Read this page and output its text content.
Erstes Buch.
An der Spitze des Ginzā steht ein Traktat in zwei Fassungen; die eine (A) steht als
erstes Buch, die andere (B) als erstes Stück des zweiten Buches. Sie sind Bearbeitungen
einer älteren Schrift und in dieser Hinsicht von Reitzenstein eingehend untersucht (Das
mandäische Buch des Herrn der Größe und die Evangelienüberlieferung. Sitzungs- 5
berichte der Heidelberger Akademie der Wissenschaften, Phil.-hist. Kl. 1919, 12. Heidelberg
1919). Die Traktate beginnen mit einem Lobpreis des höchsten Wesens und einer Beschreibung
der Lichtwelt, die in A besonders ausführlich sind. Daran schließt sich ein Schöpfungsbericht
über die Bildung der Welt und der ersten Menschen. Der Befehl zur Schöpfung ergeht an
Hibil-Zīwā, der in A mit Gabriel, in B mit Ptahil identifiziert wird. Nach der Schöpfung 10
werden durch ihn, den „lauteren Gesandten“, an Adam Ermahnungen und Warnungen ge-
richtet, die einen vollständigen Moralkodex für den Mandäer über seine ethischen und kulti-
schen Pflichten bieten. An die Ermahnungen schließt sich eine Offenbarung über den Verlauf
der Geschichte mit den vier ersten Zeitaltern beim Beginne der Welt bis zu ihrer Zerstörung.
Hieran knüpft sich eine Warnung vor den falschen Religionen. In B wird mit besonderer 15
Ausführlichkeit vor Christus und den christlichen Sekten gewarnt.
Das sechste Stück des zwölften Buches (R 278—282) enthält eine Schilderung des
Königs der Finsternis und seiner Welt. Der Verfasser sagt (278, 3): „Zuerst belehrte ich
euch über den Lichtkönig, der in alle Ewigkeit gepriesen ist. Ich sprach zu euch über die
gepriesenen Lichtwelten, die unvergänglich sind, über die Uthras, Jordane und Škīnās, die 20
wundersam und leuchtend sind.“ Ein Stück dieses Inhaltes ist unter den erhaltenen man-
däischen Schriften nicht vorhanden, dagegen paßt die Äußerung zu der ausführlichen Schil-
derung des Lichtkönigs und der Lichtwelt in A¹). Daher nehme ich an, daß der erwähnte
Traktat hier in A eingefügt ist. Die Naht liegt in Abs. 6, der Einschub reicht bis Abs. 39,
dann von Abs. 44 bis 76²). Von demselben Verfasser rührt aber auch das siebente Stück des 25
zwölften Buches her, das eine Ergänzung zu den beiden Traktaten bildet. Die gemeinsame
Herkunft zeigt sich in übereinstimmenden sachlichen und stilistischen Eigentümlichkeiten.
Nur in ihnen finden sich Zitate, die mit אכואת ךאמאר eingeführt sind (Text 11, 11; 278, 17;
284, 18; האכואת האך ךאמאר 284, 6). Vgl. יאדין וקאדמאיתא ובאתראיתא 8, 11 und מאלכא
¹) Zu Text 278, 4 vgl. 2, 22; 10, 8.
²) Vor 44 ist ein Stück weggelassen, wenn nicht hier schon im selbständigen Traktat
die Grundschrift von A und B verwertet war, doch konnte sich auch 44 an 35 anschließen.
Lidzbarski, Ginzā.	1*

========================================

**Exercise description**
Determine how many of the lines above hold the word "zwölften", and output that number by itself.

**Response to the exercise**
2